→ Materials provided:
<<<<
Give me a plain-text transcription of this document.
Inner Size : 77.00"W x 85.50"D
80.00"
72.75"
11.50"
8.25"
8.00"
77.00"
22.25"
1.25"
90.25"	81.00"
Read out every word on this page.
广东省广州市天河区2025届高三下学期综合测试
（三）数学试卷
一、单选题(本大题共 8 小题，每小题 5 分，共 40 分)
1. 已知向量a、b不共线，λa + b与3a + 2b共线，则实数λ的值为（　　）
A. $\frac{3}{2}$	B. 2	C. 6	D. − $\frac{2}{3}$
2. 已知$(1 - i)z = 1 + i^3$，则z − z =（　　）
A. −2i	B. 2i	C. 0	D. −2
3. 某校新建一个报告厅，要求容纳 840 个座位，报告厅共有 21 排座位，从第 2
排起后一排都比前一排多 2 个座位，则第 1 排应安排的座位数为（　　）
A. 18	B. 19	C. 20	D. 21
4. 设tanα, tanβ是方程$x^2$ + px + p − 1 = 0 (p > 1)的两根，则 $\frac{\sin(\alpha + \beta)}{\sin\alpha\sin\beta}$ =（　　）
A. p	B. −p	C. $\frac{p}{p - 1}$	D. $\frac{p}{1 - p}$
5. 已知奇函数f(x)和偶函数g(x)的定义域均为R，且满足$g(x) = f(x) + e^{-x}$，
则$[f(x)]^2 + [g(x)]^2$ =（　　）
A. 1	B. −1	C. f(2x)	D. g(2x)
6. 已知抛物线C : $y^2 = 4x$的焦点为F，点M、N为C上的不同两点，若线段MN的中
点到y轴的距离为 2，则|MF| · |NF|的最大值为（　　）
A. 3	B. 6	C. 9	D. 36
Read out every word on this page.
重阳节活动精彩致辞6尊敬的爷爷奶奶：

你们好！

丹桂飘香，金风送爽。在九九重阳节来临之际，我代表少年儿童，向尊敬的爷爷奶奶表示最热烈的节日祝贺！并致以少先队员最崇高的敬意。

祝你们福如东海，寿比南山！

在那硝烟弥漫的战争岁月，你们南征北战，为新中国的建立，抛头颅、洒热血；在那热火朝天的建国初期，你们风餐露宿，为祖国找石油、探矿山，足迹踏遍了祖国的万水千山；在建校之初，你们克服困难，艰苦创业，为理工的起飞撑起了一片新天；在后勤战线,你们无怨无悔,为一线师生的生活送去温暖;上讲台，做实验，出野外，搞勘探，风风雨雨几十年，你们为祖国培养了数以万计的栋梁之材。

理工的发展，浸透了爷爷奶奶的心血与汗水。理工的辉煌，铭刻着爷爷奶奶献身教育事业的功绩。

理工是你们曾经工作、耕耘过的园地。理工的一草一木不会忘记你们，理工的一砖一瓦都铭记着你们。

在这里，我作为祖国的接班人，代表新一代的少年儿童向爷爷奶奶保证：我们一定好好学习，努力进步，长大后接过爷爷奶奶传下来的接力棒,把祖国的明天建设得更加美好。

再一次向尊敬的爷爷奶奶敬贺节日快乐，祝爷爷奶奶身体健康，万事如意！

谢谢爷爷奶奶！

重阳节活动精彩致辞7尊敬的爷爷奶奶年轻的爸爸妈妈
>>>>
→ Job:
Filter the records for lines holding the string "frac". Copy each one.

→ Finished exercise:
A. $\frac{3}{2}$	B. 2	C. 6	D. − $\frac{2}{3}$
4. 设tanα, tanβ是方程$x^2$ + px + p − 1 = 0 (p > 1)的两根，则 $\frac{\sin(\alpha + \beta)}{\sin\alpha\sin\beta}$ =（　　）
A. p	B. −p	C. $\frac{p}{p - 1}$	D. $\frac{p}{1 - p}$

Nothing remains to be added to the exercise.